»»

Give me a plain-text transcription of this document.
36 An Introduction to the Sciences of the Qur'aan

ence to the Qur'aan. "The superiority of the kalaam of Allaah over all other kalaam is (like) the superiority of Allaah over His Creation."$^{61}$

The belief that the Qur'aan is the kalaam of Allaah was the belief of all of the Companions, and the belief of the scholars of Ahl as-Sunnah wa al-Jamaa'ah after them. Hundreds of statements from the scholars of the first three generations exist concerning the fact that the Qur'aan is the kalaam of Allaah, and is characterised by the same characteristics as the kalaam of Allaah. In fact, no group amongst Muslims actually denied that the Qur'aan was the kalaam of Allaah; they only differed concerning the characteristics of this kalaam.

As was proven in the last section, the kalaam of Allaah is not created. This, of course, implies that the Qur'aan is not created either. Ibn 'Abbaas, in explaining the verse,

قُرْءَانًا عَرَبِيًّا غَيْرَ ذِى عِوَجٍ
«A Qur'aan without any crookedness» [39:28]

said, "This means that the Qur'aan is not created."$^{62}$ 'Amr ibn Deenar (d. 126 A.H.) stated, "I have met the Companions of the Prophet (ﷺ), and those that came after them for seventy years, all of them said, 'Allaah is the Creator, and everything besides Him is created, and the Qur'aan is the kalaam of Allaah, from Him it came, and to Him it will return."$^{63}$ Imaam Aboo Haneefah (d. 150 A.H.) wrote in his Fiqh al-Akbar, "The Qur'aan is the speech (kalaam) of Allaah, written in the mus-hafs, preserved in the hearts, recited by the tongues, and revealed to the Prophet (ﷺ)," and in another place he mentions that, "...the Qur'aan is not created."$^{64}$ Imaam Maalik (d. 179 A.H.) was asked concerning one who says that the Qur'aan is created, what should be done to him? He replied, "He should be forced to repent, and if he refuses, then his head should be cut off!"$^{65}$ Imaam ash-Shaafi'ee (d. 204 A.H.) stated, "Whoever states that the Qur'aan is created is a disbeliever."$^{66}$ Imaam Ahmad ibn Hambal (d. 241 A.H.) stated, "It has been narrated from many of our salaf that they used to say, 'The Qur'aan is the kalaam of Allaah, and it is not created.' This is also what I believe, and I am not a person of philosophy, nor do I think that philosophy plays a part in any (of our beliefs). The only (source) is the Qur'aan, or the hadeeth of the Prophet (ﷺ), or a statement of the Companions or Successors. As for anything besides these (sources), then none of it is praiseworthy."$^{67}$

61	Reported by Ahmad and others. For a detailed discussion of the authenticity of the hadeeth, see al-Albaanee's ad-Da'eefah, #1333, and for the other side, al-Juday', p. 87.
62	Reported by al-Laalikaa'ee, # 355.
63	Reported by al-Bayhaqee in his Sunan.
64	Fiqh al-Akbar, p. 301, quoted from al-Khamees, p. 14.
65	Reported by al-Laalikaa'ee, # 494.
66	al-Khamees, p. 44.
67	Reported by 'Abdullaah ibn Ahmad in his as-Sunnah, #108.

««

(SHORT EXERCISE) Can you restate every record above word for word?

(RESPONSE)
Give me a plain-text transcription of this document.
36 An Introduction to the Sciences of the Qur'aan

ence to the Qur'aan. "The superiority of the kalaam of Allaah over all other kalaam is (like) the superiority of Allaah over His Creation."$^{61}$

The belief that the Qur'aan is the kalaam of Allaah was the belief of all of the Companions, and the belief of the scholars of Ahl as-Sunnah wa al-Jamaa'ah after them. Hundreds of statements from the scholars of the first three generations exist concerning the fact that the Qur'aan is the kalaam of Allaah, and is characterised by the same characteristics as the kalaam of Allaah. In fact, no group amongst Muslims actually denied that the Qur'aan was the kalaam of Allaah; they only differed concerning the characteristics of this kalaam.

As was proven in the last section, the kalaam of Allaah is not created. This, of course, implies that the Qur'aan is not created either. Ibn 'Abbaas, in explaining the verse,

قُرْءَانًا عَرَبِيًّا غَيْرَ ذِى عِوَجٍ
«A Qur'aan without any crookedness» [39:28]

said, "This means that the Qur'aan is not created."$^{62}$ 'Amr ibn Deenar (d. 126 A.H.) stated, "I have met the Companions of the Prophet (ﷺ), and those that came after them for seventy years, all of them said, 'Allaah is the Creator, and everything besides Him is created, and the Qur'aan is the kalaam of Allaah, from Him it came, and to Him it will return."$^{63}$ Imaam Aboo Haneefah (d. 150 A.H.) wrote in his Fiqh al-Akbar, "The Qur'aan is the speech (kalaam) of Allaah, written in the mus-hafs, preserved in the hearts, recited by the tongues, and revealed to the Prophet (ﷺ)," and in another place he mentions that, "...the Qur'aan is not created."$^{64}$ Imaam Maalik (d. 179 A.H.) was asked concerning one who says that the Qur'aan is created, what should be done to him? He replied, "He should be forced to repent, and if he refuses, then his head should be cut off!"$^{65}$ Imaam ash-Shaafi'ee (d. 204 A.H.) stated, "Whoever states that the Qur'aan is created is a disbeliever."$^{66}$ Imaam Ahmad ibn Hambal (d. 241 A.H.) stated, "It has been narrated from many of our salaf that they used to say, 'The Qur'aan is the kalaam of Allaah, and it is not created.' This is also what I believe, and I am not a person of philosophy, nor do I think that philosophy plays a part in any (of our beliefs). The only (source) is the Qur'aan, or the hadeeth of the Prophet (ﷺ), or a statement of the Companions or Successors. As for anything besides these (sources), then none of it is praiseworthy."$^{67}$

61	Reported by Ahmad and others. For a detailed discussion of the authenticity of the hadeeth, see al-Albaanee's ad-Da'eefah, #1333, and for the other side, al-Juday', p. 87.
62	Reported by al-Laalikaa'ee, # 355.
63	Reported by al-Bayhaqee in his Sunan.
64	Fiqh al-Akbar, p. 301, quoted from al-Khamees, p. 14.
65	Reported by al-Laalikaa'ee, # 494.
66	al-Khamees, p. 44.
67	Reported by 'Abdullaah ibn Ahmad in his as-Sunnah, #108.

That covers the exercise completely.